_WHAT THIS TASK INVOLVES_
Show each line that has the string "công" in it.

_MATERIAL TO PROCESS_
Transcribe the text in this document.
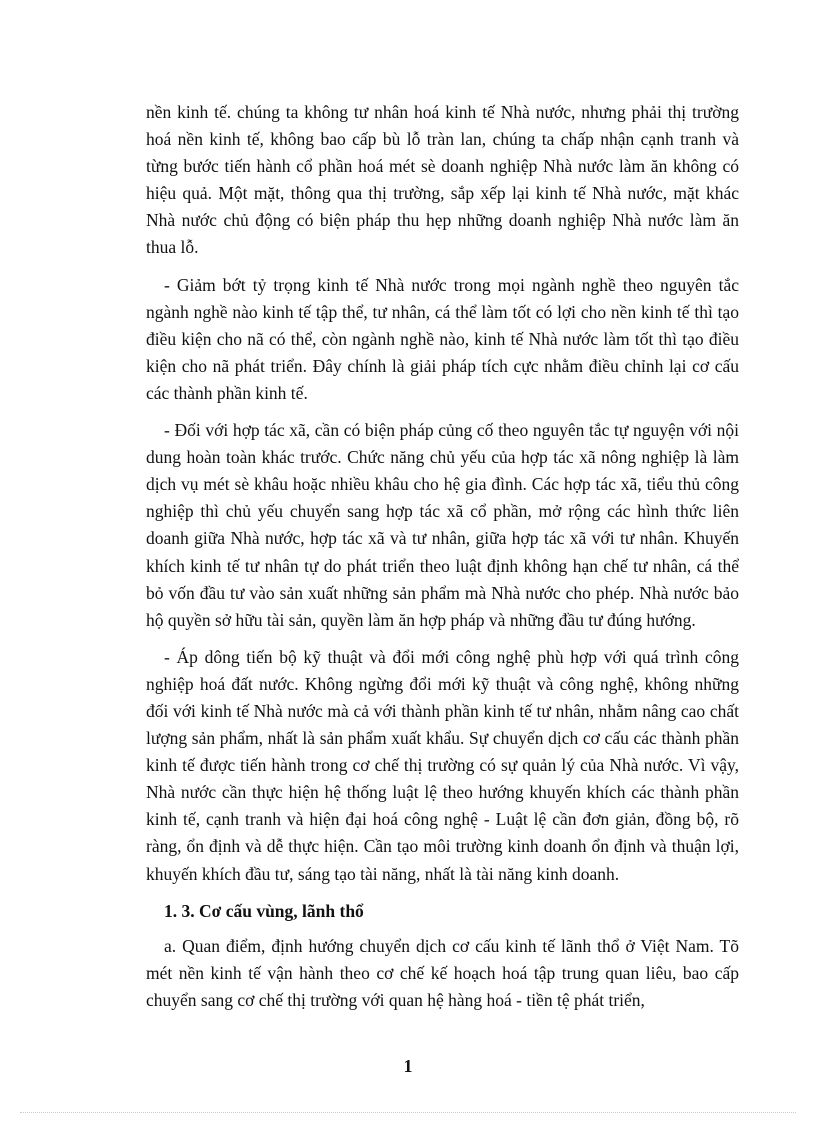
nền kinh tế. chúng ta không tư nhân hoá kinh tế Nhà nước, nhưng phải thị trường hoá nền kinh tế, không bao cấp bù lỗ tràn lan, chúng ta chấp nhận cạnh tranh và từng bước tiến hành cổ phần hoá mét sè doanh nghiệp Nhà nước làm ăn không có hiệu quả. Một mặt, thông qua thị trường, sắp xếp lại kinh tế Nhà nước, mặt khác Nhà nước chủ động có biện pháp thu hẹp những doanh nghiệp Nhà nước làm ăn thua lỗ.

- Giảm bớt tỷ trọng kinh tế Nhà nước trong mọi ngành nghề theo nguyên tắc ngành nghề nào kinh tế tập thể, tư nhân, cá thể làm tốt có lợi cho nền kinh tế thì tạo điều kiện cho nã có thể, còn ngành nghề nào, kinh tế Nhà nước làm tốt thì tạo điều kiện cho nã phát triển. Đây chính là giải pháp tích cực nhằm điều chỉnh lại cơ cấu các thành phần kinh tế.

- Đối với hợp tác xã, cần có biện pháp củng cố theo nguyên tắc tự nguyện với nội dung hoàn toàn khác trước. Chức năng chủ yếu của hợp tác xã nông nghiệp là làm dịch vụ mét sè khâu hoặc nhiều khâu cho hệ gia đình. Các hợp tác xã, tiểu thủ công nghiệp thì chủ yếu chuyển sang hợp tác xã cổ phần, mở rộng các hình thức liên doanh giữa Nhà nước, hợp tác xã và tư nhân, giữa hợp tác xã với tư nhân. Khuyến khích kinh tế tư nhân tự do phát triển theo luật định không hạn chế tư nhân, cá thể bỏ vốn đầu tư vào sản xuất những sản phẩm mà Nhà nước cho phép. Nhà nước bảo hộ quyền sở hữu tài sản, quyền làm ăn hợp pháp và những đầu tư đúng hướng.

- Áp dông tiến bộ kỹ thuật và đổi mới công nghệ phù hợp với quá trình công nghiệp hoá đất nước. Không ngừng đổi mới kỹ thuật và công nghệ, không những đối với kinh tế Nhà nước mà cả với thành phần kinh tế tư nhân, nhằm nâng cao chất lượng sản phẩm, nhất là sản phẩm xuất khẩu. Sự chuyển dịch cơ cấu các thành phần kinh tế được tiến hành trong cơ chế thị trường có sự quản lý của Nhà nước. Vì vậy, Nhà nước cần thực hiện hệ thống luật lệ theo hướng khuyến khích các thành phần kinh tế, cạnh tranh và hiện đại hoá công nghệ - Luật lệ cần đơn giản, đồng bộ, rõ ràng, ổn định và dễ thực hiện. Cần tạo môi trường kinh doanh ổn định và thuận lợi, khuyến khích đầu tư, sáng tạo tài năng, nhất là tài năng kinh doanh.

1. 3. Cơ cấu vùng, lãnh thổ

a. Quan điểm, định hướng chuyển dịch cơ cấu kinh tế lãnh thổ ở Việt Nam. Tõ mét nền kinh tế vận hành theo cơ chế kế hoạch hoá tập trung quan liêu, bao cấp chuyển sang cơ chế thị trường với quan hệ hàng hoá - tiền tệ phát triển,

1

...

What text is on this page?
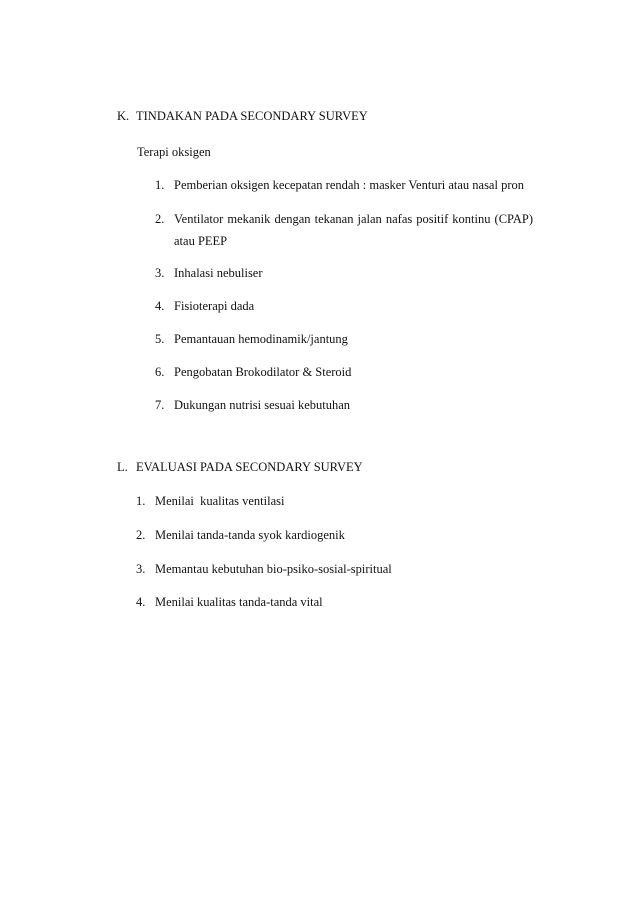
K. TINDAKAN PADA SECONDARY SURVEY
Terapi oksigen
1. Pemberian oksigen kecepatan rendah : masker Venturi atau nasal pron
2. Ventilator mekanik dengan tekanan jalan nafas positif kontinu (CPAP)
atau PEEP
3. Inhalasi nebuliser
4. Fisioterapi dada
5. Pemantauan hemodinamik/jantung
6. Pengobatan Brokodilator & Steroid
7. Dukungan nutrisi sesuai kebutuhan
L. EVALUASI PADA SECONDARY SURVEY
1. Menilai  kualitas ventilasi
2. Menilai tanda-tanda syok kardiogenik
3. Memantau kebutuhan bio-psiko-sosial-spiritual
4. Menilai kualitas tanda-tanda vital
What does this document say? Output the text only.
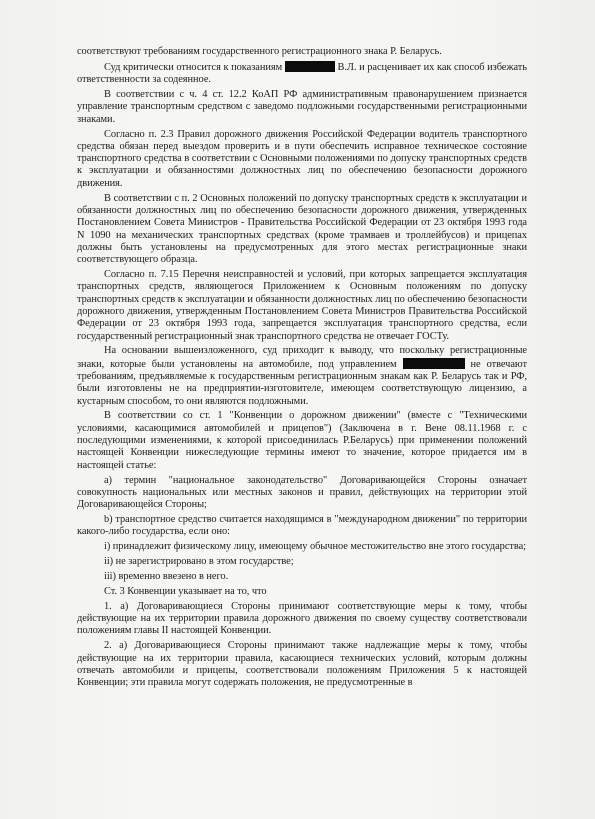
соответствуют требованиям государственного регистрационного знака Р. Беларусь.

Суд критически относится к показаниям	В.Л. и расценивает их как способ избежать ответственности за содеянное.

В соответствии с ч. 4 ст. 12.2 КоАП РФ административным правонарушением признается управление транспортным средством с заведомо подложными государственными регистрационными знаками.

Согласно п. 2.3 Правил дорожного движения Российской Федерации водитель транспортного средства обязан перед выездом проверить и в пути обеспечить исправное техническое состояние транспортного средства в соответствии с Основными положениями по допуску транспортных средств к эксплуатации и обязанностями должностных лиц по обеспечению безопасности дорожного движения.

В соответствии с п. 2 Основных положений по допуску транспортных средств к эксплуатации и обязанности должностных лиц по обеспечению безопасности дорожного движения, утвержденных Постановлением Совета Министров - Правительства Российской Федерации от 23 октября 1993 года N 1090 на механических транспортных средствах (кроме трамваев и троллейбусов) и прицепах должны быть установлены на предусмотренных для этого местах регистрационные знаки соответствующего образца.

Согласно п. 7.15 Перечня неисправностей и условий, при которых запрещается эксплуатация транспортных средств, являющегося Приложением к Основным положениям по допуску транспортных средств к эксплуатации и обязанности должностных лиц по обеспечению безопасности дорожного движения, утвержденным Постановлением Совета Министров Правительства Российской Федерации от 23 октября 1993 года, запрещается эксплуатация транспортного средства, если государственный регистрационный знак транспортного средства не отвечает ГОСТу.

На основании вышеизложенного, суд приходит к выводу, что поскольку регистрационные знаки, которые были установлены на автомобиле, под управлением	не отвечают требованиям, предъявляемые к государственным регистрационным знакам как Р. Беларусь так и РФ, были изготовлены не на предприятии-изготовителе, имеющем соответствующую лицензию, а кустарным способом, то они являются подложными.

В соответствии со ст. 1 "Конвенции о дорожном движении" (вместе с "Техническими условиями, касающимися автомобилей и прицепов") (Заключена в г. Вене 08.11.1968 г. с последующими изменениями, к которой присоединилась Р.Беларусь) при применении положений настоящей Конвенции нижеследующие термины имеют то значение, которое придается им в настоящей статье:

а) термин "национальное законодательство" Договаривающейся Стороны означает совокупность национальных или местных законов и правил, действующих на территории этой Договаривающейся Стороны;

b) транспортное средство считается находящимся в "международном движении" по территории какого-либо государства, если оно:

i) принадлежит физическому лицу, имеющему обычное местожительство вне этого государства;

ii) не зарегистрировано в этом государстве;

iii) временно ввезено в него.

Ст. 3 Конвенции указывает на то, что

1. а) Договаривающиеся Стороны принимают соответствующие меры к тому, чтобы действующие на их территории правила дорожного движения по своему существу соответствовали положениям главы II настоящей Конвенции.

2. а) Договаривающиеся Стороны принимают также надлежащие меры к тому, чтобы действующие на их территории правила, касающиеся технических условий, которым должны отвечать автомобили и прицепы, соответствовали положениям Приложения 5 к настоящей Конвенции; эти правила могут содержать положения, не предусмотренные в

_WORKED SOLUTION_
- Đối với hợp tác xã, cần có biện pháp củng cố theo nguyên tắc tự nguyện với nội dung hoàn toàn khác trước. Chức năng chủ yếu của hợp tác xã nông nghiệp là làm dịch vụ mét sè khâu hoặc nhiều khâu cho hệ gia đình. Các hợp tác xã, tiểu thủ công nghiệp thì chủ yếu chuyển sang hợp tác xã cổ phần, mở rộng các hình thức liên doanh giữa Nhà nước, hợp tác xã và tư nhân, giữa hợp tác xã với tư nhân. Khuyến khích kinh tế tư nhân tự do phát triển theo luật định không hạn chế tư nhân, cá thể bỏ vốn đầu tư vào sản xuất những sản phẩm mà Nhà nước cho phép. Nhà nước bảo hộ quyền sở hữu tài sản, quyền làm ăn hợp pháp và những đầu tư đúng hướng.
- Áp dông tiến bộ kỹ thuật và đổi mới công nghệ phù hợp với quá trình công nghiệp hoá đất nước. Không ngừng đổi mới kỹ thuật và công nghệ, không những đối với kinh tế Nhà nước mà cả với thành phần kinh tế tư nhân, nhằm nâng cao chất lượng sản phẩm, nhất là sản phẩm xuất khẩu. Sự chuyển dịch cơ cấu các thành phần kinh tế được tiến hành trong cơ chế thị trường có sự quản lý của Nhà nước. Vì vậy, Nhà nước cần thực hiện hệ thống luật lệ theo hướng khuyến khích các thành phần kinh tế, cạnh tranh và hiện đại hoá công nghệ - Luật lệ cần đơn giản, đồng bộ, rõ ràng, ổn định và dễ thực hiện. Cần tạo môi trường kinh doanh ổn định và thuận lợi, khuyến khích đầu tư, sáng tạo tài năng, nhất là tài năng kinh doanh.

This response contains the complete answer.